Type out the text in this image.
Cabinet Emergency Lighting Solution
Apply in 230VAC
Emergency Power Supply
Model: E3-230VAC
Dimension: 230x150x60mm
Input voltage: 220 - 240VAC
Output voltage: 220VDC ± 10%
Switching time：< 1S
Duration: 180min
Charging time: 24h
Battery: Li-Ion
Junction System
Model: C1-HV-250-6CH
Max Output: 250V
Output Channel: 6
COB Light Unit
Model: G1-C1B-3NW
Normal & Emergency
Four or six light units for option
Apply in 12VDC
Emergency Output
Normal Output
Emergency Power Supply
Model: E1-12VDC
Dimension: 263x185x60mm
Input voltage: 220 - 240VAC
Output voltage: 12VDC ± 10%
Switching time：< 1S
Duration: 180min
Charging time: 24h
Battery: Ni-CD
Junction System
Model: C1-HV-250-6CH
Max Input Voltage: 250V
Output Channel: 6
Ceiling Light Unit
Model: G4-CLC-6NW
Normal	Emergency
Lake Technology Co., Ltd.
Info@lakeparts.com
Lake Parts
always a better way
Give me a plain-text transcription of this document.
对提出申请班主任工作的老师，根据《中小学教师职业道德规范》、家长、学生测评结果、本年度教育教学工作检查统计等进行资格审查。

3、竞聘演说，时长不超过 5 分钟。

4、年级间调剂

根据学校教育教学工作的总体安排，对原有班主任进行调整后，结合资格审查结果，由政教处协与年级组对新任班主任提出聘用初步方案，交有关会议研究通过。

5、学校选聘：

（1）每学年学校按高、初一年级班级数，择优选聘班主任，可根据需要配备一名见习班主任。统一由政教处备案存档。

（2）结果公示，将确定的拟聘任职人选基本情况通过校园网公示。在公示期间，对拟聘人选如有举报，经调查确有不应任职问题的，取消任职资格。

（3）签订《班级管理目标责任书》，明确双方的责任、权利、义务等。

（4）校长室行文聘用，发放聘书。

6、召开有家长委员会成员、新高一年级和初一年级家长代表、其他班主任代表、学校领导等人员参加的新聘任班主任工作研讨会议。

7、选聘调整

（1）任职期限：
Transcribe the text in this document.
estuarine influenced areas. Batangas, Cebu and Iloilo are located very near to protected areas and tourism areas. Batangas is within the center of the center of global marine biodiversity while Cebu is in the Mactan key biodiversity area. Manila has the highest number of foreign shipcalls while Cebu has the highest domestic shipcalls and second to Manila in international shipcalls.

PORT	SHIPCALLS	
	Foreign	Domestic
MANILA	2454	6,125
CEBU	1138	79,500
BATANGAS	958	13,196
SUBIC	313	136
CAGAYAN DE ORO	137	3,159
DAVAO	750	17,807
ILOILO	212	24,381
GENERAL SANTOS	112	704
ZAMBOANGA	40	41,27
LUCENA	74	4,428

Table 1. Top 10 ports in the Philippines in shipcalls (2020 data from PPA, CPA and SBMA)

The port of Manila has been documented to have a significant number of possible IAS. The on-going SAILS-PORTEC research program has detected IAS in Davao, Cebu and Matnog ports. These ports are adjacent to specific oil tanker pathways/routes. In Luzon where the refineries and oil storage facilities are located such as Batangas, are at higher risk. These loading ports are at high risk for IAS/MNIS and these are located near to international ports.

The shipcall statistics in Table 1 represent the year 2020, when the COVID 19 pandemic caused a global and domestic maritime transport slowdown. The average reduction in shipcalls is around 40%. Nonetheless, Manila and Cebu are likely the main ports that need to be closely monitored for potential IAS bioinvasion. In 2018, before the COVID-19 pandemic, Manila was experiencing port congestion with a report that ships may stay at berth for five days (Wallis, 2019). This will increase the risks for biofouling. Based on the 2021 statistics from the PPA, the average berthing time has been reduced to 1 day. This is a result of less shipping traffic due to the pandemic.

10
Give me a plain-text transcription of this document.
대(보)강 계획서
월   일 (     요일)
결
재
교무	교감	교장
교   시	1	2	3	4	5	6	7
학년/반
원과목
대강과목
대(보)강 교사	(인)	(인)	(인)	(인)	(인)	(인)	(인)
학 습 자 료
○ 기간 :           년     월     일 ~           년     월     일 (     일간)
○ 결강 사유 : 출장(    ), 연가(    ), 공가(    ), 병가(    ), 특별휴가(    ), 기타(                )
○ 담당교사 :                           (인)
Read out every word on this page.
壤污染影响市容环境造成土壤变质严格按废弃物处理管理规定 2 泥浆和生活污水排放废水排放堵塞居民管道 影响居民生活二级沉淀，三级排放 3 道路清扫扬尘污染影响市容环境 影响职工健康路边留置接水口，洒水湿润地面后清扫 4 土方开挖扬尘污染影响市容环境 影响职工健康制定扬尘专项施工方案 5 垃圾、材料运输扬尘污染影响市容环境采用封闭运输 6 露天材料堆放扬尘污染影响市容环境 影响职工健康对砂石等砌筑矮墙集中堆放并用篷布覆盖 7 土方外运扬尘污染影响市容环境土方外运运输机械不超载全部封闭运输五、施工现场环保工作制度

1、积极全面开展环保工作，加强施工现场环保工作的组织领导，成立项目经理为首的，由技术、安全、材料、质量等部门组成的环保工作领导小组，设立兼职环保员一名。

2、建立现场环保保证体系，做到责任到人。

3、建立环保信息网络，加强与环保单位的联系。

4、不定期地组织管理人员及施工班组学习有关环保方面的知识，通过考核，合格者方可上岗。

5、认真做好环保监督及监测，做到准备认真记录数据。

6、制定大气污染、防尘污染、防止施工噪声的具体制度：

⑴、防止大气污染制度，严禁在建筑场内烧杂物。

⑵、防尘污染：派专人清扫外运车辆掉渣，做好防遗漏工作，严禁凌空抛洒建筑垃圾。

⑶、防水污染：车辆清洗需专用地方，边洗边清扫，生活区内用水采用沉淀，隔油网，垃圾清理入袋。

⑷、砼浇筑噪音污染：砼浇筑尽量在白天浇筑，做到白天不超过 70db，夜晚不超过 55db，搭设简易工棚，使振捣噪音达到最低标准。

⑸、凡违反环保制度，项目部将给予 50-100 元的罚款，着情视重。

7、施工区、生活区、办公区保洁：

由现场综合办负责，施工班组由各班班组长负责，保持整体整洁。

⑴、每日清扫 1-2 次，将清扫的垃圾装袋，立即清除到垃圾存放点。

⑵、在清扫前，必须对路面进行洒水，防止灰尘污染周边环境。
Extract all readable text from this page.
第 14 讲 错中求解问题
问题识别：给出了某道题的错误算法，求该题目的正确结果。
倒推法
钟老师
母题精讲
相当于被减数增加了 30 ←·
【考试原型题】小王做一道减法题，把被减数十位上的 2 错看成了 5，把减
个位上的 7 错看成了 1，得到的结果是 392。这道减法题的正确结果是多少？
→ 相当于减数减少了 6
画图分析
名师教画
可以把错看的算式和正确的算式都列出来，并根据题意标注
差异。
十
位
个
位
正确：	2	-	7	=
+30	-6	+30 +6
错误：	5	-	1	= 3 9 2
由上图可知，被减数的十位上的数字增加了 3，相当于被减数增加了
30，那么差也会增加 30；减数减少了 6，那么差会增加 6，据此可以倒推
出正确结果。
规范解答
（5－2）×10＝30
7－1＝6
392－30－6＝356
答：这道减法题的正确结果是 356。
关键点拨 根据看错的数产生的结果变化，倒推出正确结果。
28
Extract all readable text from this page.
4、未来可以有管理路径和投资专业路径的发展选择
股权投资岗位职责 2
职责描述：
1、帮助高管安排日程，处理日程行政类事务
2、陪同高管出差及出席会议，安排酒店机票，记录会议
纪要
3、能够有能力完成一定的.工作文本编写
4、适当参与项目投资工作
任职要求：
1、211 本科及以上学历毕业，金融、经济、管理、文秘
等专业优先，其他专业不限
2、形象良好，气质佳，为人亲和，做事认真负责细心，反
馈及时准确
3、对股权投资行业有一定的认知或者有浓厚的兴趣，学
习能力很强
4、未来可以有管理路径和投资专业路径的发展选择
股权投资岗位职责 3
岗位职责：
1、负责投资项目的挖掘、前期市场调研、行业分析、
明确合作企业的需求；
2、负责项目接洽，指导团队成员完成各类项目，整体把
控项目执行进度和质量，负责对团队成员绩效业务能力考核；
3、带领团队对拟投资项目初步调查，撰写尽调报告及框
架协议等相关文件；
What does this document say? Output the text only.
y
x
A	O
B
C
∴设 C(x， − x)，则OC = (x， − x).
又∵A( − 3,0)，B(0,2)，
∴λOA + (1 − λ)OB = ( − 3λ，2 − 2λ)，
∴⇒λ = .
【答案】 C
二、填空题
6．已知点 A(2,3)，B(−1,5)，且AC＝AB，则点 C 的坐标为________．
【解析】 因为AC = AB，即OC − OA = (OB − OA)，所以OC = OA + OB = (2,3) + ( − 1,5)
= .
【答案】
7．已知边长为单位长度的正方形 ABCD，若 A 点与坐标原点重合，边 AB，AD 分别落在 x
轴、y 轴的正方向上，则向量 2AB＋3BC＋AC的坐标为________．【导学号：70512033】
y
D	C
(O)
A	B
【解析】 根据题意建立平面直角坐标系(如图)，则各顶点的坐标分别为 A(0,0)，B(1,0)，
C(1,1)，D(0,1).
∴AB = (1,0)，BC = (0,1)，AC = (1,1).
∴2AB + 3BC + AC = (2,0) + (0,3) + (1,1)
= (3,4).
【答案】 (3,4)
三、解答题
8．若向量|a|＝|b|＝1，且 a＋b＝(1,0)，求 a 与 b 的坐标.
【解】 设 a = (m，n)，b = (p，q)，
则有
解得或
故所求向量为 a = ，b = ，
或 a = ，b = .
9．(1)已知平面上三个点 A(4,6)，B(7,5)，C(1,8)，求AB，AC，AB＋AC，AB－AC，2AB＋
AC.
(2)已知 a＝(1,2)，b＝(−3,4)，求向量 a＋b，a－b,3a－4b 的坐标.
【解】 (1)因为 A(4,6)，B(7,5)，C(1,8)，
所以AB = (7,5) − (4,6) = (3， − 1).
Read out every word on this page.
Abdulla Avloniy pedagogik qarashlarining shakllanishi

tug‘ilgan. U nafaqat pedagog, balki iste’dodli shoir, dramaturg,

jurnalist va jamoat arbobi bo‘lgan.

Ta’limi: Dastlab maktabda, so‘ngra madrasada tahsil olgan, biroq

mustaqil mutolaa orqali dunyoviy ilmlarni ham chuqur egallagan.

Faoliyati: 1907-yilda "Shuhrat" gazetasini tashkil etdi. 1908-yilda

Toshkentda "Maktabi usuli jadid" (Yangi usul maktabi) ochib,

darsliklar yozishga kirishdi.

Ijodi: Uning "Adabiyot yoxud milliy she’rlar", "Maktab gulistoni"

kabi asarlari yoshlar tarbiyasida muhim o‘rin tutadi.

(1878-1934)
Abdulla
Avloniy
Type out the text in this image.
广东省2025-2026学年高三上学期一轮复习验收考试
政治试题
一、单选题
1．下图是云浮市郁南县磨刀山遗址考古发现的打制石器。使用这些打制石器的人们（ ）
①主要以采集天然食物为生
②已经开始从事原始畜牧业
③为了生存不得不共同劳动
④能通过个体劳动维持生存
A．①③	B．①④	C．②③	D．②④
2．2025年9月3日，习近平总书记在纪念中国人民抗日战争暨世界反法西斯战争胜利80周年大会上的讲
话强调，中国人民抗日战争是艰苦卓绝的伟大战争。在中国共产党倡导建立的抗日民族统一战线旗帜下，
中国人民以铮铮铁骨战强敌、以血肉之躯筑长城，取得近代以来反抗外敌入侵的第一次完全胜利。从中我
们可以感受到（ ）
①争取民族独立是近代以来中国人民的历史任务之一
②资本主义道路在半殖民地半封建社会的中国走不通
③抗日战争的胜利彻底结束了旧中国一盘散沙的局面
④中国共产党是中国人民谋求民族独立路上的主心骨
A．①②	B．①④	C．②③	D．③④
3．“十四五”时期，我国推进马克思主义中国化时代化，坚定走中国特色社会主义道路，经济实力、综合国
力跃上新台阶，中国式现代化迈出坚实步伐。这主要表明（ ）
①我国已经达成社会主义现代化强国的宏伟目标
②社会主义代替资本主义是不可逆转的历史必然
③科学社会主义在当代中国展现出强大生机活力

┄┄┄┄┄┄┄┄┄┄

[Work to be completed] Your task is to report how many lines of the material include the string "Abdulla". Give the number and no other words.

[Worked answer] 2